[Recorded data]
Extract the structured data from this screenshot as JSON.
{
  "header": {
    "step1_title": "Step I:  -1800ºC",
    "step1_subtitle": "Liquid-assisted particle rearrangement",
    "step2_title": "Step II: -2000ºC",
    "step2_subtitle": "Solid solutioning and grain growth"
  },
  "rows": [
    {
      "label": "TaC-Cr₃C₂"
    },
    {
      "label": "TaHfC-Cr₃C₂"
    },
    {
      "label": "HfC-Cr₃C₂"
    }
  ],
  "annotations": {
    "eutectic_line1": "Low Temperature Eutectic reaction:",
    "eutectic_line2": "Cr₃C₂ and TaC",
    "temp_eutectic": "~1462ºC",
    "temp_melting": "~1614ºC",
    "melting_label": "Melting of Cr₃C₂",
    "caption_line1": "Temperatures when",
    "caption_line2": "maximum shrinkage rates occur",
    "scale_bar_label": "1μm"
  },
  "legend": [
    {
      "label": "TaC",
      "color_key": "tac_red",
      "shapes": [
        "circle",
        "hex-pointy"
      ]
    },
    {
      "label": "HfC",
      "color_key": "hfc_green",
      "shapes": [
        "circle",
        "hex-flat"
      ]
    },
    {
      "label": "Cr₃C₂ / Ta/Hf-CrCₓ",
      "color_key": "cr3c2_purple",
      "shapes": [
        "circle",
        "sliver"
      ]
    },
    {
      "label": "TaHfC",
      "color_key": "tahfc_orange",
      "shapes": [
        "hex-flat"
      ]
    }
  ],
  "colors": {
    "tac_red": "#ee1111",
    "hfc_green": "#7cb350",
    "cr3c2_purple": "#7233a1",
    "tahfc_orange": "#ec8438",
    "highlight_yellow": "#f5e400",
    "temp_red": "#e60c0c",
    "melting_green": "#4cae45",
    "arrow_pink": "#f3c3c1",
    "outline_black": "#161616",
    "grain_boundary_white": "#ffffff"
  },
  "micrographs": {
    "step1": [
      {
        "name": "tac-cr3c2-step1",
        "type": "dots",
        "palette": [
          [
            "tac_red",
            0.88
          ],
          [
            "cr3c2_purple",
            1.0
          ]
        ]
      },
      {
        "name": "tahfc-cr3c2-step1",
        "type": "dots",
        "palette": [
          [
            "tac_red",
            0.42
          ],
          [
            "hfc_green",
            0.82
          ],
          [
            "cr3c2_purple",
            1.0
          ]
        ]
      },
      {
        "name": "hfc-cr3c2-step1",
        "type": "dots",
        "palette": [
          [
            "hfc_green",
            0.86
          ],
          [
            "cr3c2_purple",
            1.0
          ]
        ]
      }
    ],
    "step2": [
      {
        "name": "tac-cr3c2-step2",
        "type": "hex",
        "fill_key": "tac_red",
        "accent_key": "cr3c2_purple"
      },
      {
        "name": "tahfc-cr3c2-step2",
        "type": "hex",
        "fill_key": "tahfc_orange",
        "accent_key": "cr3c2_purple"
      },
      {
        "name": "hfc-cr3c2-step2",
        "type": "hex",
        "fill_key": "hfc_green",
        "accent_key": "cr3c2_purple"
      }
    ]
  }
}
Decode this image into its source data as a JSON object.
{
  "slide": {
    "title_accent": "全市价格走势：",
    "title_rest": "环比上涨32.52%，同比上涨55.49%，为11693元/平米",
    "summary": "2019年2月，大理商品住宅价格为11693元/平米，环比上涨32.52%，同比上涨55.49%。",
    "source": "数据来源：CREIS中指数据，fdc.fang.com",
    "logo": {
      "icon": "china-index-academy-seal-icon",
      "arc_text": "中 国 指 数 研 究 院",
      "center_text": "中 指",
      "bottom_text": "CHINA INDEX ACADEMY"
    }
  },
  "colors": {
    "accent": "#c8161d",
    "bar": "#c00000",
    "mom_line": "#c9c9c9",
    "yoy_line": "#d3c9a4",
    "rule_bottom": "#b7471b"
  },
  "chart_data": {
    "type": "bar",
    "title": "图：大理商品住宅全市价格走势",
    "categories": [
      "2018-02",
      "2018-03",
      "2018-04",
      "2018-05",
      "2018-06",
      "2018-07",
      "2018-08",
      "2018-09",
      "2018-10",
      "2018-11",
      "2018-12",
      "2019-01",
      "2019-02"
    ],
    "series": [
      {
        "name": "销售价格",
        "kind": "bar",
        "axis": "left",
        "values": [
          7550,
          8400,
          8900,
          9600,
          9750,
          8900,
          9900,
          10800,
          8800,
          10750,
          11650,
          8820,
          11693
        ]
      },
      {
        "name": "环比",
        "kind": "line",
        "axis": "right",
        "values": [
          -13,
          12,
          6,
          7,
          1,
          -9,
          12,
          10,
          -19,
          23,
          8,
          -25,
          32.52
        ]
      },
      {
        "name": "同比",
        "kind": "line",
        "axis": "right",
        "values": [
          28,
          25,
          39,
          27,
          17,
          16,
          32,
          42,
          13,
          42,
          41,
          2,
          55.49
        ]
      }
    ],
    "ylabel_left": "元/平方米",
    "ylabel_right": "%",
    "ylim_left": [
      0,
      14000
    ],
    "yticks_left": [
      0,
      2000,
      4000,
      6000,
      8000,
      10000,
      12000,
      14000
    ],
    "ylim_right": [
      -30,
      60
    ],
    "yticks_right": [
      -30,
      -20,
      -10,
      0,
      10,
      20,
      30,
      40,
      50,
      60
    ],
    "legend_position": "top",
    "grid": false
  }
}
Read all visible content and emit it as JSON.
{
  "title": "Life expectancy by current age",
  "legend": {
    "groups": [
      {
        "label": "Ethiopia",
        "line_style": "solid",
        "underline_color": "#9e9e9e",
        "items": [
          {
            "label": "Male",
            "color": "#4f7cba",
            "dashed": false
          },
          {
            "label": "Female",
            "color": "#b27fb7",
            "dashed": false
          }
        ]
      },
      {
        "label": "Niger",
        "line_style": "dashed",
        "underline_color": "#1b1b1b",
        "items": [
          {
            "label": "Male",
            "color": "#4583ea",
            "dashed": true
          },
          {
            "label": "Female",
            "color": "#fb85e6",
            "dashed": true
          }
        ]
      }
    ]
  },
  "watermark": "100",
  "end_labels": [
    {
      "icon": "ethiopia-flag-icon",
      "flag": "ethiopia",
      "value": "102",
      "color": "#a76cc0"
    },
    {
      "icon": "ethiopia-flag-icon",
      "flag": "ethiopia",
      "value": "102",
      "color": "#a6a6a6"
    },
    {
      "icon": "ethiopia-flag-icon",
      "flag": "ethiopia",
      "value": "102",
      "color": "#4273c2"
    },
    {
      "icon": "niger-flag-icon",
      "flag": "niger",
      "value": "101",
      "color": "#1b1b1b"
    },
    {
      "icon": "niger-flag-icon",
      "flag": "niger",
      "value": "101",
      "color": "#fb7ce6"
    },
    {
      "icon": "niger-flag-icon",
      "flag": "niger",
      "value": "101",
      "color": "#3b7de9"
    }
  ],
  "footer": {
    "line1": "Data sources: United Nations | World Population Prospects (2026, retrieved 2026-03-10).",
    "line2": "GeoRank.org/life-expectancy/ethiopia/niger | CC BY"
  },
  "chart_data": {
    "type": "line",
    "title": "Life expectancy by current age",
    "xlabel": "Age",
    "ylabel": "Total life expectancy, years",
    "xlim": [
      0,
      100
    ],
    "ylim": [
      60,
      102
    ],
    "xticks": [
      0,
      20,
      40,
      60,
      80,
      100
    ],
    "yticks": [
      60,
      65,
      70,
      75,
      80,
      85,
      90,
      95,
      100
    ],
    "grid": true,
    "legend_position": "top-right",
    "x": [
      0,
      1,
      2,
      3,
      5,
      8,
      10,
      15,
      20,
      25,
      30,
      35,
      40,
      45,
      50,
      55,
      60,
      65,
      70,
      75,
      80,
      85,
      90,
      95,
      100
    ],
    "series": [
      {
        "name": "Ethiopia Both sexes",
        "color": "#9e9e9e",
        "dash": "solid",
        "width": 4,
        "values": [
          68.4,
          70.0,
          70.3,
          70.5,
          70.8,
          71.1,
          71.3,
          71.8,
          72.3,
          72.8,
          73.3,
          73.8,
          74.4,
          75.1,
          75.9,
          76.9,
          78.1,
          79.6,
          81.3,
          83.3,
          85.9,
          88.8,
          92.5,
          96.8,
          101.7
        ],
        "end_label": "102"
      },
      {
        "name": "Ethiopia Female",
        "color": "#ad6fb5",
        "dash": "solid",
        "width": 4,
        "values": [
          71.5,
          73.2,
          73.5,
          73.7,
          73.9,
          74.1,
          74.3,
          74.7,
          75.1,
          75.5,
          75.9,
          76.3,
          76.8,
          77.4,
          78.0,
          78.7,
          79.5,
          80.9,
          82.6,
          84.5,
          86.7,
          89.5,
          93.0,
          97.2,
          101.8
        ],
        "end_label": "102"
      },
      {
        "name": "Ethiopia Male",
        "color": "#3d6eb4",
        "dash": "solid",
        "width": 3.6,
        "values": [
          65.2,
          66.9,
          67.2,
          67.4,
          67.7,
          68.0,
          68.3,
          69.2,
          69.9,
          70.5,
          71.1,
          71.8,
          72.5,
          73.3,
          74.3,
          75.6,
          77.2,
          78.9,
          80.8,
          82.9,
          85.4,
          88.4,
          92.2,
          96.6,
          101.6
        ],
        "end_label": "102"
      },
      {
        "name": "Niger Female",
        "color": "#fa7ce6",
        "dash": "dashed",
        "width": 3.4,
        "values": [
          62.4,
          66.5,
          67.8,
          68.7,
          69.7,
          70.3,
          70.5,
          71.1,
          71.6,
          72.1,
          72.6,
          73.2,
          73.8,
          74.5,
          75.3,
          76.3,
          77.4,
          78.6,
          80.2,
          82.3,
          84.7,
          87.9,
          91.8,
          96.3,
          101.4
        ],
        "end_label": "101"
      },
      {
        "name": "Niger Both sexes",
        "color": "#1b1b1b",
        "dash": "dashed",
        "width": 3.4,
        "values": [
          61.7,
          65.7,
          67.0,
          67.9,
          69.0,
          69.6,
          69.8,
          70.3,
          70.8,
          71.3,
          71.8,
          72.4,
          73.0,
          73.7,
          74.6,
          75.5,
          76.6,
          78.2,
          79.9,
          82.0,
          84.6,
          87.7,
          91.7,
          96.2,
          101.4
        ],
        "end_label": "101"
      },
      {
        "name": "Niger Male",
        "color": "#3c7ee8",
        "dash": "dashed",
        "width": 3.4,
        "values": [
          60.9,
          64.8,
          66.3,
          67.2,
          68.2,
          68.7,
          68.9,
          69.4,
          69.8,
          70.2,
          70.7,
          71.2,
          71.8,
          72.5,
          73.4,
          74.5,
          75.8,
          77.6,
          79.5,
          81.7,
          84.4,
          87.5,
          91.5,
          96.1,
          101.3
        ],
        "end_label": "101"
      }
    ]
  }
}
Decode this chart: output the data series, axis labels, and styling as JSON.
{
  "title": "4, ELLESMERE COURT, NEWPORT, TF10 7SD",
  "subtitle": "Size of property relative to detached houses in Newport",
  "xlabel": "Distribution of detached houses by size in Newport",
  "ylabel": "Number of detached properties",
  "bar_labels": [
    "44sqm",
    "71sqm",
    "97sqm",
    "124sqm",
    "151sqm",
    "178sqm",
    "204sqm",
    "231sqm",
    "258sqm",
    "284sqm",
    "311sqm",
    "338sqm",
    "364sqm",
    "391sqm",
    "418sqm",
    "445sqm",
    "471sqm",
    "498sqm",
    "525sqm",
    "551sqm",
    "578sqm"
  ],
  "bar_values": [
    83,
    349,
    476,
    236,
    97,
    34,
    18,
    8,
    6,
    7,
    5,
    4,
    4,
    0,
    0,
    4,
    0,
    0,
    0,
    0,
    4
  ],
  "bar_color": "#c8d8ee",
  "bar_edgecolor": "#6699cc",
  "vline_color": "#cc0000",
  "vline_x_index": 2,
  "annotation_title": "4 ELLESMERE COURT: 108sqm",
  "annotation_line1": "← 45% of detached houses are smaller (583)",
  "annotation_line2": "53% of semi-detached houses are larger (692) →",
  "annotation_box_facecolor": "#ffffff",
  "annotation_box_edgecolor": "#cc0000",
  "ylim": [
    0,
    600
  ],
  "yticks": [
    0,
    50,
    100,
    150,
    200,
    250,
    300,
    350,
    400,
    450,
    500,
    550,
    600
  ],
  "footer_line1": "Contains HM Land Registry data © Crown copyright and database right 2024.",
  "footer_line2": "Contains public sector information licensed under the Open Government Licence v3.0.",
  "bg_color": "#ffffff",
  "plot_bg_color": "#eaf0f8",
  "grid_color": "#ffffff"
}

• **WHAT IS EXPECTED**:
Of the lines above, how many contain the string "JSON"? Only the number is required.

• **SOLUTION TO THE EXERCISE**:
4